_Requirements:_ Retype the data below without altering anything.

_Record list:_

..............................

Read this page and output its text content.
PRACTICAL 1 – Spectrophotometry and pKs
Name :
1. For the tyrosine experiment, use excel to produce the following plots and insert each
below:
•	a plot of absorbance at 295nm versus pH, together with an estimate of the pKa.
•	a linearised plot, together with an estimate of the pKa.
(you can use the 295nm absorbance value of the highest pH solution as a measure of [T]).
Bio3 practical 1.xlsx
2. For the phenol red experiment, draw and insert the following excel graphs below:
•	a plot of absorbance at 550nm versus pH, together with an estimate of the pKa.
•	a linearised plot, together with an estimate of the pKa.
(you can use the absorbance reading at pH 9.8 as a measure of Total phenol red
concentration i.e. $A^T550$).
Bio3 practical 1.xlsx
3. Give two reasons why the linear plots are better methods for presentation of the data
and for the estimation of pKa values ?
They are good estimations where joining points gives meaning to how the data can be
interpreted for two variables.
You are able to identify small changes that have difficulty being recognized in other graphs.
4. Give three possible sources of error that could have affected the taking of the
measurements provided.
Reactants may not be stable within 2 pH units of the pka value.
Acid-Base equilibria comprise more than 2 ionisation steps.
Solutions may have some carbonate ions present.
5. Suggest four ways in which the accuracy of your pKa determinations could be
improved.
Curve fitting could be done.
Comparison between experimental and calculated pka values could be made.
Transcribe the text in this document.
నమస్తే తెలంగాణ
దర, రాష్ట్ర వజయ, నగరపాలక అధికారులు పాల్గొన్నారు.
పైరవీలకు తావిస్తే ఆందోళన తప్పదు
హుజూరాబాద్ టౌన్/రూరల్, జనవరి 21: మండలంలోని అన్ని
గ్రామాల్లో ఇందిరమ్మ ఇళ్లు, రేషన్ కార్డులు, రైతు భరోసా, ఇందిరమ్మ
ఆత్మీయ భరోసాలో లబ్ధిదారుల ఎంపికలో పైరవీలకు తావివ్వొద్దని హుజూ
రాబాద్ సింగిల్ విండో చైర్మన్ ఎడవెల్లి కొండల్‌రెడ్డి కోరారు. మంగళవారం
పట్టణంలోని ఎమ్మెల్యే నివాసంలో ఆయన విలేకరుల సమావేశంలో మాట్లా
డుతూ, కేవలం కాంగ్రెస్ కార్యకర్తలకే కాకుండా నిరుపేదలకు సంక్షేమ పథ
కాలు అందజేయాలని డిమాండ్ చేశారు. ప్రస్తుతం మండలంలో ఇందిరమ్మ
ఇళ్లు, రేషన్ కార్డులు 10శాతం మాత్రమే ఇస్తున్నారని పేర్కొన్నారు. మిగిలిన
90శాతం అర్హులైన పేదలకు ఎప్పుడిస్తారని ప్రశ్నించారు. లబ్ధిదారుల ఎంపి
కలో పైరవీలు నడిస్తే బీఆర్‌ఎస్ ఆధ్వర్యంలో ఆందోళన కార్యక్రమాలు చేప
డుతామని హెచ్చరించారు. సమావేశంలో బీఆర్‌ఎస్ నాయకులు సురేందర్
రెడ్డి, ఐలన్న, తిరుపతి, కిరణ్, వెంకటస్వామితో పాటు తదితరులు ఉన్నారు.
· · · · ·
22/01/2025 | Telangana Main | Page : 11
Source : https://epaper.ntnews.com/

..............................

_Written reply:_
Read this page and output its text content.
PRACTICAL 1 – Spectrophotometry and pKs
Name :
1. For the tyrosine experiment, use excel to produce the following plots and insert each
below:
•	a plot of absorbance at 295nm versus pH, together with an estimate of the pKa.
•	a linearised plot, together with an estimate of the pKa.
(you can use the 295nm absorbance value of the highest pH solution as a measure of [T]).
Bio3 practical 1.xlsx
2. For the phenol red experiment, draw and insert the following excel graphs below:
•	a plot of absorbance at 550nm versus pH, together with an estimate of the pKa.
•	a linearised plot, together with an estimate of the pKa.
(you can use the absorbance reading at pH 9.8 as a measure of Total phenol red
concentration i.e. $A^T550$).
Bio3 practical 1.xlsx
3. Give two reasons why the linear plots are better methods for presentation of the data
and for the estimation of pKa values ?
They are good estimations where joining points gives meaning to how the data can be
interpreted for two variables.
You are able to identify small changes that have difficulty being recognized in other graphs.
4. Give three possible sources of error that could have affected the taking of the
measurements provided.
Reactants may not be stable within 2 pH units of the pka value.
Acid-Base equilibria comprise more than 2 ionisation steps.
Solutions may have some carbonate ions present.
5. Suggest four ways in which the accuracy of your pKa determinations could be
improved.
Curve fitting could be done.
Comparison between experimental and calculated pka values could be made.
Transcribe the text in this document.
నమస్తే తెలంగాణ
దర, రాష్ట్ర వజయ, నగరపాలక అధికారులు పాల్గొన్నారు.
పైరవీలకు తావిస్తే ఆందోళన తప్పదు
హుజూరాబాద్ టౌన్/రూరల్, జనవరి 21: మండలంలోని అన్ని
గ్రామాల్లో ఇందిరమ్మ ఇళ్లు, రేషన్ కార్డులు, రైతు భరోసా, ఇందిరమ్మ
ఆత్మీయ భరోసాలో లబ్ధిదారుల ఎంపికలో పైరవీలకు తావివ్వొద్దని హుజూ
రాబాద్ సింగిల్ విండో చైర్మన్ ఎడవెల్లి కొండల్‌రెడ్డి కోరారు. మంగళవారం
పట్టణంలోని ఎమ్మెల్యే నివాసంలో ఆయన విలేకరుల సమావేశంలో మాట్లా
డుతూ, కేవలం కాంగ్రెస్ కార్యకర్తలకే కాకుండా నిరుపేదలకు సంక్షేమ పథ
కాలు అందజేయాలని డిమాండ్ చేశారు. ప్రస్తుతం మండలంలో ఇందిరమ్మ
ఇళ్లు, రేషన్ కార్డులు 10శాతం మాత్రమే ఇస్తున్నారని పేర్కొన్నారు. మిగిలిన
90శాతం అర్హులైన పేదలకు ఎప్పుడిస్తారని ప్రశ్నించారు. లబ్ధిదారుల ఎంపి
కలో పైరవీలు నడిస్తే బీఆర్‌ఎస్ ఆధ్వర్యంలో ఆందోళన కార్యక్రమాలు చేప
డుతామని హెచ్చరించారు. సమావేశంలో బీఆర్‌ఎస్ నాయకులు సురేందర్
రెడ్డి, ఐలన్న, తిరుపతి, కిరణ్, వెంకటస్వామితో పాటు తదితరులు ఉన్నారు.
· · · · ·
22/01/2025 | Telangana Main | Page : 11
Source : https://epaper.ntnews.com/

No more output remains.